(Extracted records)
++++++++++

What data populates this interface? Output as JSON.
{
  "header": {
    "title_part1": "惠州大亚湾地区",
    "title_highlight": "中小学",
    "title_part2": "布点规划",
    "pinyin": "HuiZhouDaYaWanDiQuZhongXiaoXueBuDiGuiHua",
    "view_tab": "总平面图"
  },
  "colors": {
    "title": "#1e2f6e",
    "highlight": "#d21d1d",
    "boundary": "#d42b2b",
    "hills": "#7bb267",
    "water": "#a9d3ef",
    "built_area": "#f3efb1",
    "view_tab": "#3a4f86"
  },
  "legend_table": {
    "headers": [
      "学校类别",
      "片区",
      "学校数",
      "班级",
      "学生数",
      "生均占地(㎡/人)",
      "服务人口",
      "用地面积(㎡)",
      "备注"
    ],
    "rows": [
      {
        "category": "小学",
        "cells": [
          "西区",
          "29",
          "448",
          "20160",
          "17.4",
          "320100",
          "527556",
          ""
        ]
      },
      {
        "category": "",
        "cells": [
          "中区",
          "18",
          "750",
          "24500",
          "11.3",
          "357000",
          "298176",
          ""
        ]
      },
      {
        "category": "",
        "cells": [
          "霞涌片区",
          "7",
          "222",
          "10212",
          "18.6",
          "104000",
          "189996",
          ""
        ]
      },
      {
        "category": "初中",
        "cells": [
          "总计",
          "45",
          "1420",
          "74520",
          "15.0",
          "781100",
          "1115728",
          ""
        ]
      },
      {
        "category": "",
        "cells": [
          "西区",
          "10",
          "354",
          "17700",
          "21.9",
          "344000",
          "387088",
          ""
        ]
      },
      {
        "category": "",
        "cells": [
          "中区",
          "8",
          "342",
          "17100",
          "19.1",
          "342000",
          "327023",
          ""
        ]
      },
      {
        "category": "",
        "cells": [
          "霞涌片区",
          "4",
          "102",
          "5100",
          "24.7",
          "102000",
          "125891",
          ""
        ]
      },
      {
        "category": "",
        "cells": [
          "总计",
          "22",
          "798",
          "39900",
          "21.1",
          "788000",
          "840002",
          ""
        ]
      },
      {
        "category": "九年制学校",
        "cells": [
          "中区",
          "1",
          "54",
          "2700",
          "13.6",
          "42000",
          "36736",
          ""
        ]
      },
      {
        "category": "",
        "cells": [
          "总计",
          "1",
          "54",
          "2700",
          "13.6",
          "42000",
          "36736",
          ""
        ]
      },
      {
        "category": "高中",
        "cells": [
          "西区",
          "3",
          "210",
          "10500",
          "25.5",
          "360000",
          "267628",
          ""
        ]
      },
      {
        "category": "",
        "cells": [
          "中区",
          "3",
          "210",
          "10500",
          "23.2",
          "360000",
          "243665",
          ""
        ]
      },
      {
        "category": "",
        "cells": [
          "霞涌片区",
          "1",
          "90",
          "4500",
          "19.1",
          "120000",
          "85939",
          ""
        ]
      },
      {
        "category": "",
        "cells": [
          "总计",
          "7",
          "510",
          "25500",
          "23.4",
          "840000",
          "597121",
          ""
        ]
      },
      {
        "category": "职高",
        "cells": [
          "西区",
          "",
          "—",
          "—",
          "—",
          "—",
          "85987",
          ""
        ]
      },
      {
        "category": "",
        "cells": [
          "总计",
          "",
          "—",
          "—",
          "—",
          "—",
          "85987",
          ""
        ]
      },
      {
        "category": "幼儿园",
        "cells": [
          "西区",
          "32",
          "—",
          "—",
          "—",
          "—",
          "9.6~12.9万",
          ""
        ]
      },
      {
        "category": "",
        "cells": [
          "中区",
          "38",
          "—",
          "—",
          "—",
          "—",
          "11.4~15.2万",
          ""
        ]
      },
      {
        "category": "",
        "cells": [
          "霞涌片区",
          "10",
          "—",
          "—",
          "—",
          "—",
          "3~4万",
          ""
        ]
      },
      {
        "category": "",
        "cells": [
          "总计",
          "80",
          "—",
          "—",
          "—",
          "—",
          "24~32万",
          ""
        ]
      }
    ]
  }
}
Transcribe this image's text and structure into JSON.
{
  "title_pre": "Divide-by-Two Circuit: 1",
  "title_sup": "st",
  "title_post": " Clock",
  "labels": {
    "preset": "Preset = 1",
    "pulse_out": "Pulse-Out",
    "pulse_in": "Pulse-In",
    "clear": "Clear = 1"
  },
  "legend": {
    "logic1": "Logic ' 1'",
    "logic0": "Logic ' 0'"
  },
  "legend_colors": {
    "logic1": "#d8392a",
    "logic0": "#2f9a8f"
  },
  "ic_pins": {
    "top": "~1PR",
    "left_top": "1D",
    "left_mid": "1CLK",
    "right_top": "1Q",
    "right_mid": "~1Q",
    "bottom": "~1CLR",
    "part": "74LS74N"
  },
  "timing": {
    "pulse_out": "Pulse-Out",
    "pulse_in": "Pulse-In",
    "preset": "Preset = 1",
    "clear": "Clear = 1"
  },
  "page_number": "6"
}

++++++++++

> Short task
What needs duplicating is the run of lines from the one containing "Transcribe this image's" through the last line of the entries above, exact and complete.

> Written response
Transcribe this image's text and structure into JSON.
{
  "title_pre": "Divide-by-Two Circuit: 1",
  "title_sup": "st",
  "title_post": " Clock",
  "labels": {
    "preset": "Preset = 1",
    "pulse_out": "Pulse-Out",
    "pulse_in": "Pulse-In",
    "clear": "Clear = 1"
  },
  "legend": {
    "logic1": "Logic ' 1'",
    "logic0": "Logic ' 0'"
  },
  "legend_colors": {
    "logic1": "#d8392a",
    "logic0": "#2f9a8f"
  },
  "ic_pins": {
    "top": "~1PR",
    "left_top": "1D",
    "left_mid": "1CLK",
    "right_top": "1Q",
    "right_mid": "~1Q",
    "bottom": "~1CLR",
    "part": "74LS74N"
  },
  "timing": {
    "pulse_out": "Pulse-Out",
    "pulse_in": "Pulse-In",
    "preset": "Preset = 1",
    "clear": "Clear = 1"
  },
  "page_number": "6"
}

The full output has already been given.